§ Exercise inputs:
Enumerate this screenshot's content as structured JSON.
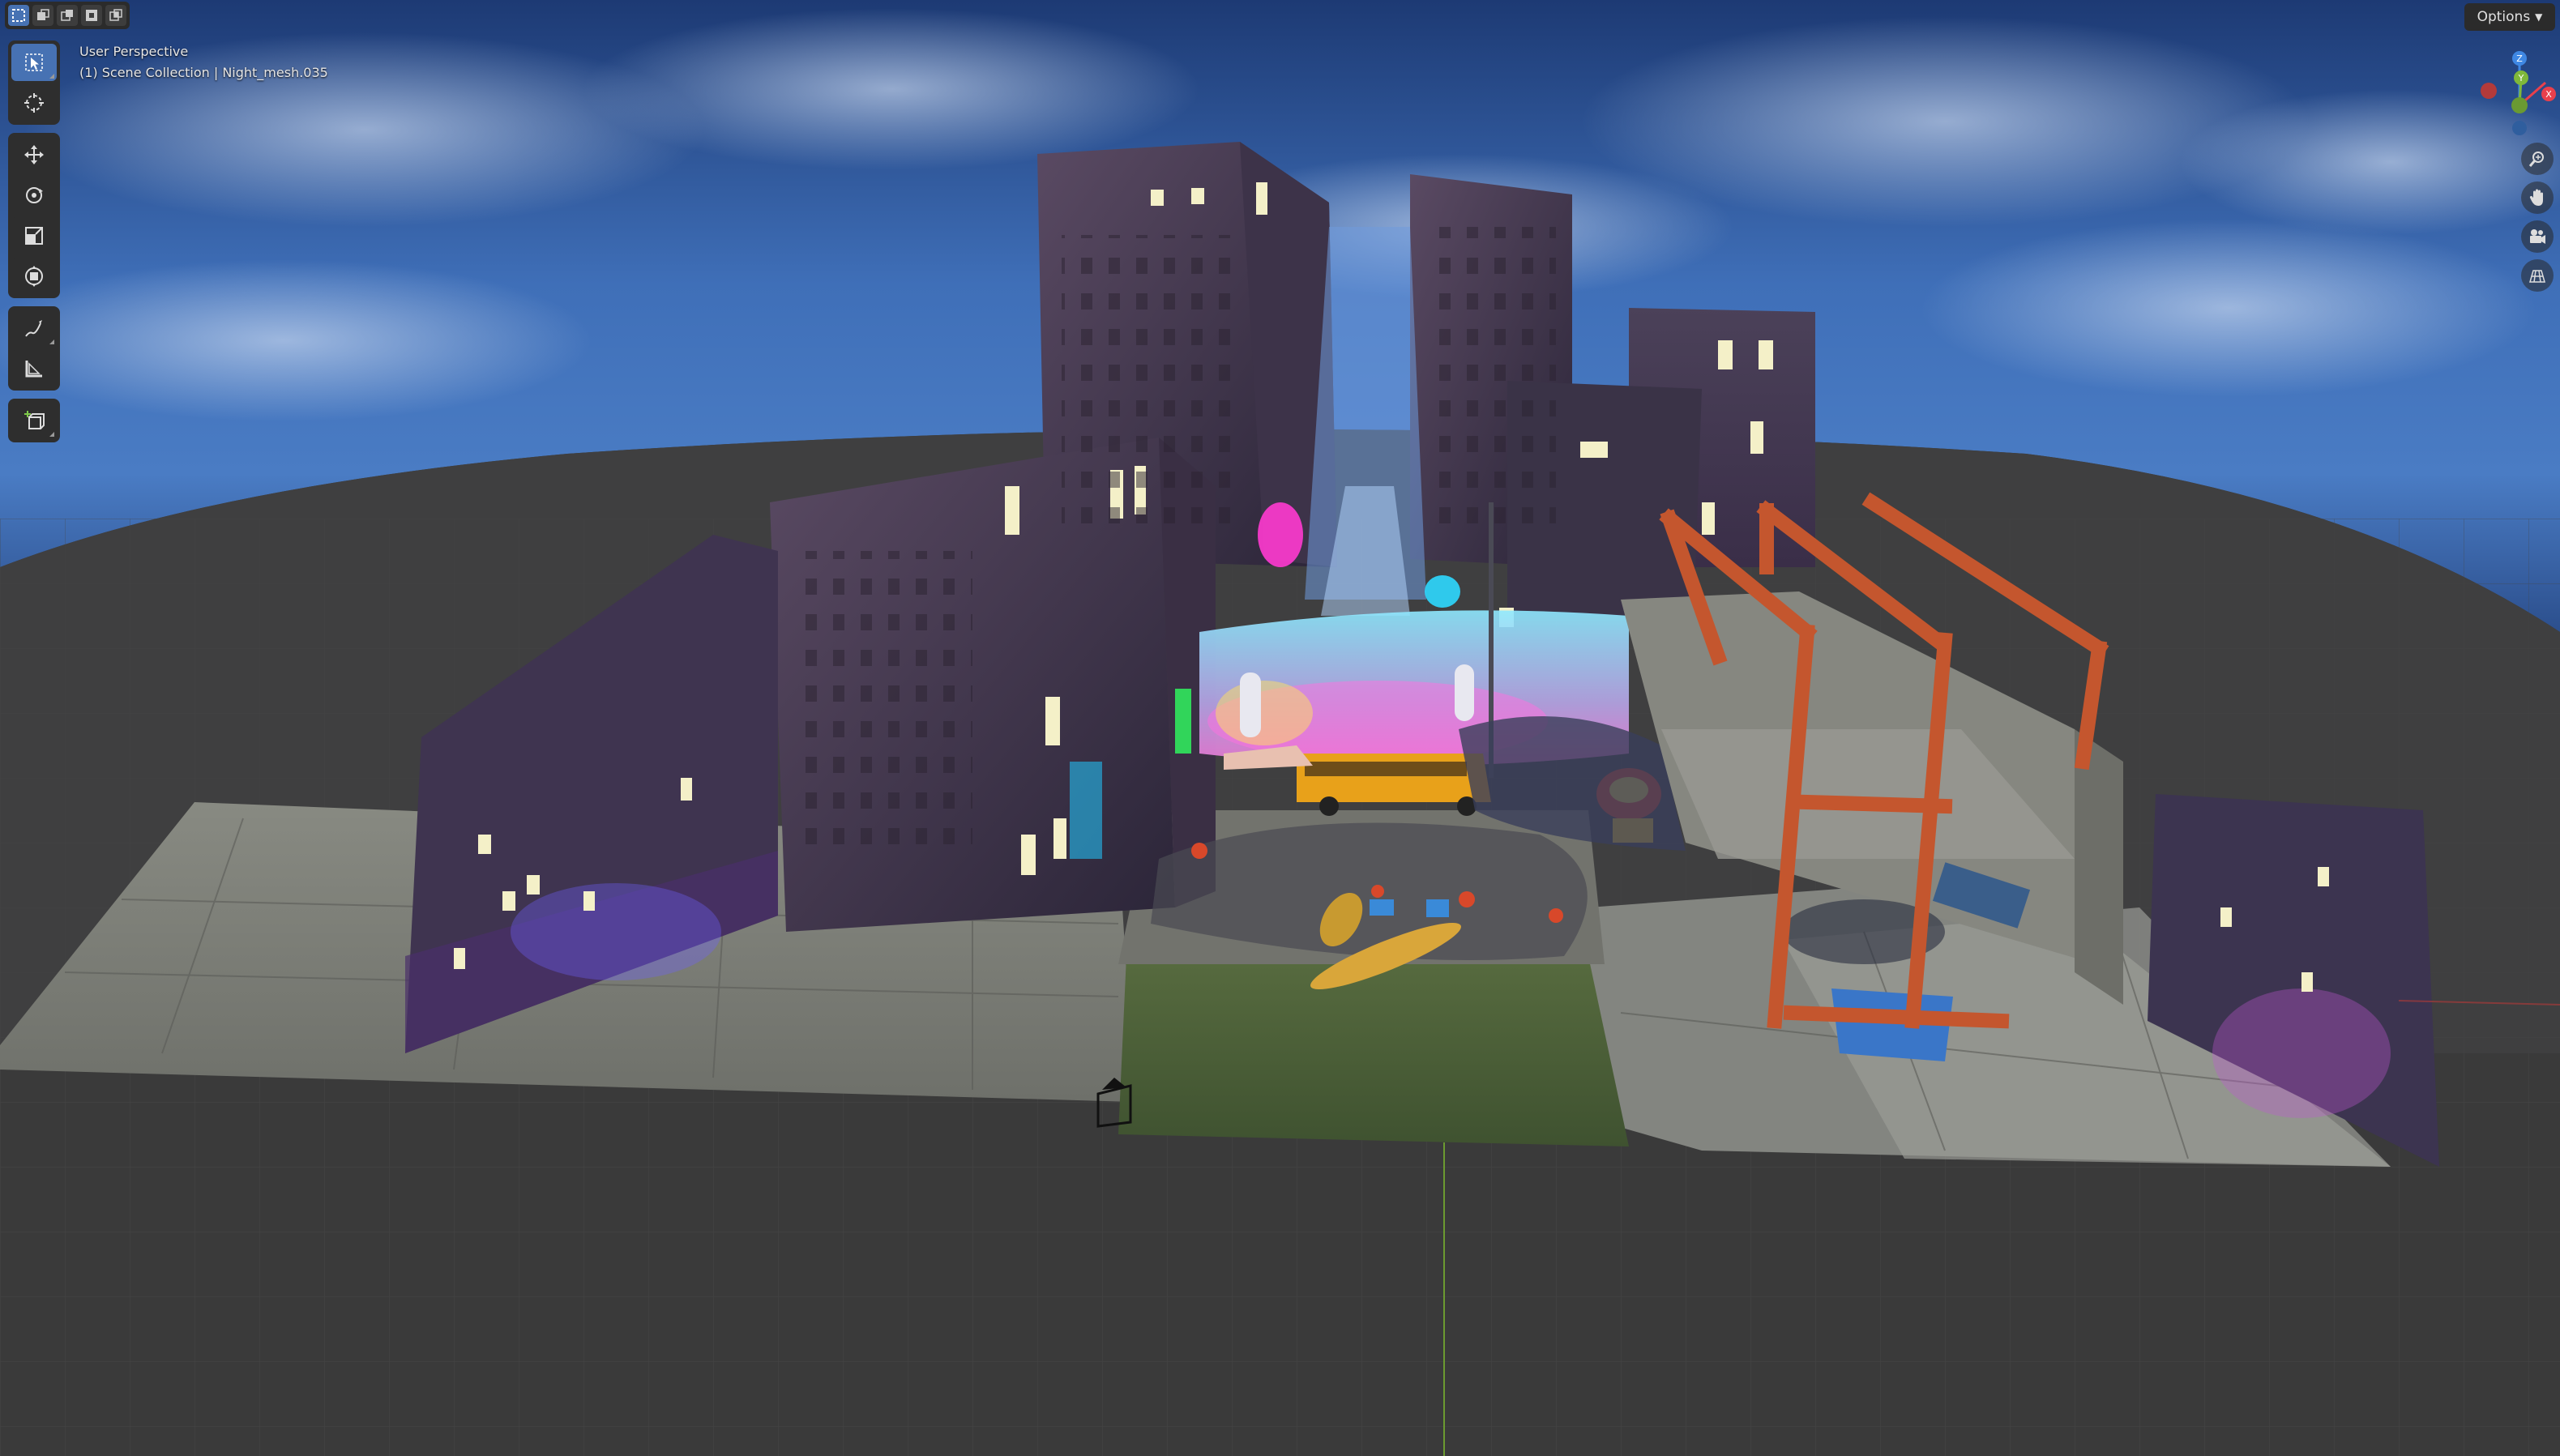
{
  "viewport": {
    "perspective_label": "User Perspective",
    "collection_label": "(1) Scene Collection | Night_mesh.035"
  },
  "header": {
    "options_label": "Options"
  },
  "mode_selector": {
    "modes": [
      "select-box-icon",
      "select-extend-icon",
      "select-subtract-icon",
      "select-invert-icon",
      "select-intersect-icon"
    ],
    "active_index": 0
  },
  "toolbar": {
    "tools": [
      {
        "name": "select-box",
        "icon": "cursor-arrow-icon",
        "active": true
      },
      {
        "name": "cursor",
        "icon": "3d-cursor-icon",
        "active": false
      },
      {
        "name": "move",
        "icon": "move-arrows-icon",
        "active": false
      },
      {
        "name": "rotate",
        "icon": "rotate-icon",
        "active": false
      },
      {
        "name": "scale",
        "icon": "scale-icon",
        "active": false
      },
      {
        "name": "transform",
        "icon": "transform-icon",
        "active": false
      },
      {
        "name": "annotate",
        "icon": "pencil-icon",
        "active": false
      },
      {
        "name": "measure",
        "icon": "ruler-icon",
        "active": false
      },
      {
        "name": "add-cube",
        "icon": "add-cube-icon",
        "active": false
      }
    ]
  },
  "gizmo": {
    "axes": [
      "Z",
      "Y",
      "X"
    ],
    "colors": {
      "x": "#e8404c",
      "y": "#7fb83a",
      "z": "#3f88e4"
    }
  },
  "navigation": {
    "buttons": [
      "zoom-icon",
      "pan-hand-icon",
      "camera-icon",
      "ortho-grid-icon"
    ]
  },
  "colors": {
    "active_tool": "#4772b3",
    "panel_bg": "#2e2e2e",
    "grid_bg": "#3a3a3a"
  }
}
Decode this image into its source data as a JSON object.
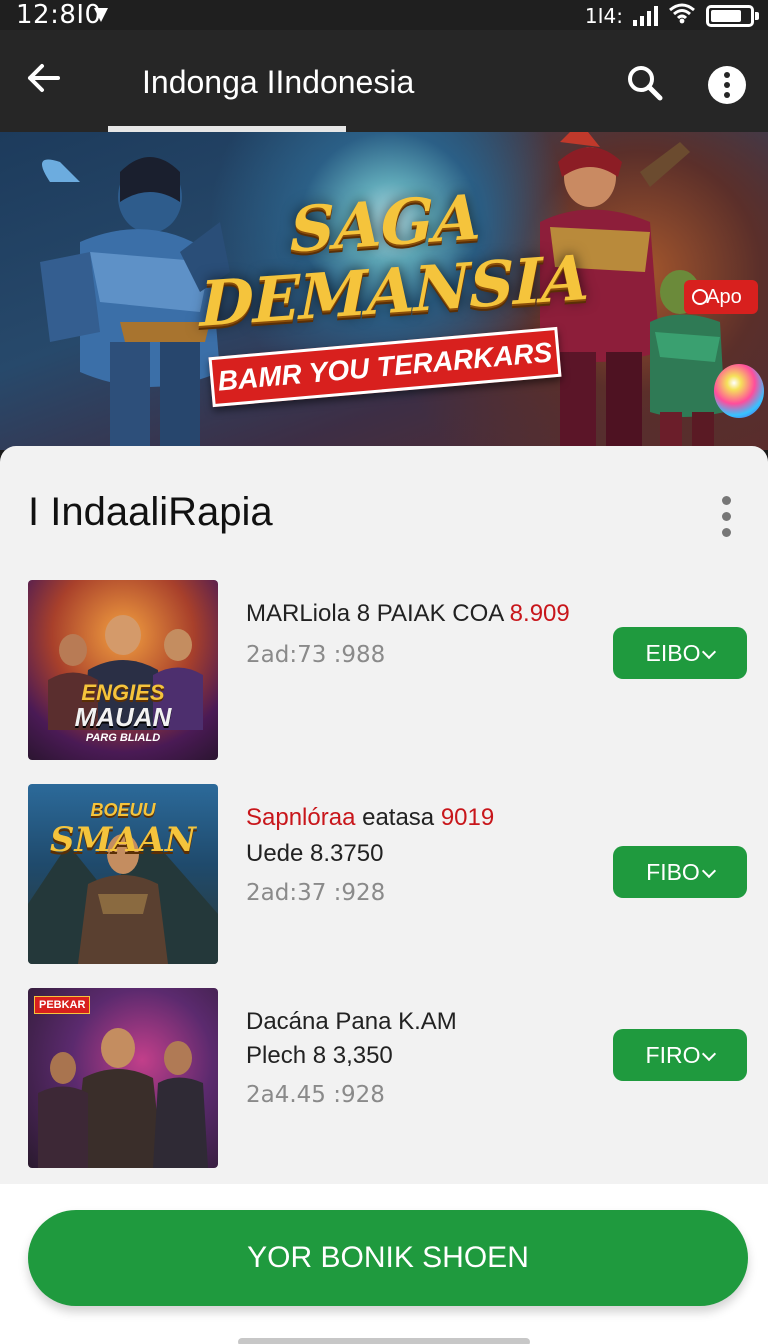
{
  "status_bar": {
    "time": "12:8I0",
    "network": "1I4:"
  },
  "app_bar": {
    "title": "Indonga IIndonesia"
  },
  "banner": {
    "badge": "Apo",
    "title_line1": "SAGA",
    "title_line2": "DEMANSIA",
    "ribbon": "BAMR YOU TERARKARS"
  },
  "section": {
    "title": "I IndaaliRapia"
  },
  "games": [
    {
      "thumb_title": "ENGIES",
      "thumb_title2": "MAUAN",
      "thumb_sub": "PARG BLIALD",
      "line1": "MARLiola 8 PAIAK COA ",
      "line1_price": "8.909",
      "line2": "",
      "line3": "2ad:73 :988",
      "button": "EIBO"
    },
    {
      "thumb_title": "BOEUU",
      "thumb_title2": "SMAAN",
      "thumb_sub": "",
      "line1_red": "Sapnlóraa",
      "line1": " eatasa ",
      "line1_price": "9019",
      "line2": "Uede 8.3750",
      "line3": "2ad:37 :928",
      "button": "FIBO"
    },
    {
      "thumb_title": "PEBKAR",
      "thumb_title2": "",
      "thumb_sub": "",
      "line1": "Dacána Pana K.AM",
      "line2": "Plech 8 3,350",
      "line3": "2a4.45 :928",
      "button": "FIRO"
    }
  ],
  "cta": {
    "label": "YOR BONIK SHOEN"
  },
  "colors": {
    "accent_green": "#1f9a3e",
    "price_red": "#c8161b",
    "app_bar": "#262626"
  }
}
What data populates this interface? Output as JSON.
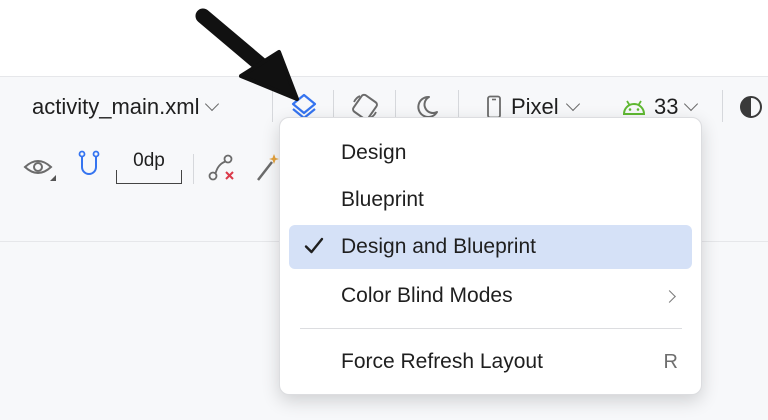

§ Problem statement: Your job is to transcribe the entries above exactly; skip the pictures.

§ Result of this exercise:
Enumerate this screenshot's content as structured JSON.
{
  "viewport": {
    "perspective_label": "User Perspective",
    "collection_label": "(1) Scene Collection | Night_mesh.035"
  },
  "header": {
    "options_label": "Options"
  },
  "mode_selector": {
    "modes": [
      "select-box-icon",
      "select-extend-icon",
      "select-subtract-icon",
      "select-invert-icon",
      "select-intersect-icon"
    ],
    "active_index": 0
  },
  "toolbar": {
    "tools": [
      {
        "name": "select-box",
        "icon": "cursor-arrow-icon",
        "active": true
      },
      {
        "name": "cursor",
        "icon": "3d-cursor-icon",
        "active": false
      },
      {
        "name": "move",
        "icon": "move-arrows-icon",
        "active": false
      },
      {
        "name": "rotate",
        "icon": "rotate-icon",
        "active": false
      },
      {
        "name": "scale",
        "icon": "scale-icon",
        "active": false
      },
      {
        "name": "transform",
        "icon": "transform-icon",
        "active": false
      },
      {
        "name": "annotate",
        "icon": "pencil-icon",
        "active": false
      },
      {
        "name": "measure",
        "icon": "ruler-icon",
        "active": false
      },
      {
        "name": "add-cube",
        "icon": "add-cube-icon",
        "active": false
      }
    ]
  },
  "gizmo": {
    "axes": [
      "Z",
      "Y",
      "X"
    ],
    "colors": {
      "x": "#e8404c",
      "y": "#7fb83a",
      "z": "#3f88e4"
    }
  },
  "navigation": {
    "buttons": [
      "zoom-icon",
      "pan-hand-icon",
      "camera-icon",
      "ortho-grid-icon"
    ]
  },
  "colors": {
    "active_tool": "#4772b3",
    "panel_bg": "#2e2e2e",
    "grid_bg": "#3a3a3a"
  }
}
Decode this image into its source data as a JSON object.
{
  "status_bar": {
    "time": "12:8I0",
    "network": "1I4:"
  },
  "app_bar": {
    "title": "Indonga IIndonesia"
  },
  "banner": {
    "badge": "Apo",
    "title_line1": "SAGA",
    "title_line2": "DEMANSIA",
    "ribbon": "BAMR YOU TERARKARS"
  },
  "section": {
    "title": "I IndaaliRapia"
  },
  "games": [
    {
      "thumb_title": "ENGIES",
      "thumb_title2": "MAUAN",
      "thumb_sub": "PARG BLIALD",
      "line1": "MARLiola 8 PAIAK COA ",
      "line1_price": "8.909",
      "line2": "",
      "line3": "2ad:73 :988",
      "button": "EIBO"
    },
    {
      "thumb_title": "BOEUU",
      "thumb_title2": "SMAAN",
      "thumb_sub": "",
      "line1_red": "Sapnlóraa",
      "line1": " eatasa ",
      "line1_price": "9019",
      "line2": "Uede 8.3750",
      "line3": "2ad:37 :928",
      "button": "FIBO"
    },
    {
      "thumb_title": "PEBKAR",
      "thumb_title2": "",
      "thumb_sub": "",
      "line1": "Dacána Pana K.AM",
      "line2": "Plech 8 3,350",
      "line3": "2a4.45 :928",
      "button": "FIRO"
    }
  ],
  "cta": {
    "label": "YOR BONIK SHOEN"
  },
  "colors": {
    "accent_green": "#1f9a3e",
    "price_red": "#c8161b",
    "app_bar": "#262626"
  }
}
What data populates this interface? Output as JSON.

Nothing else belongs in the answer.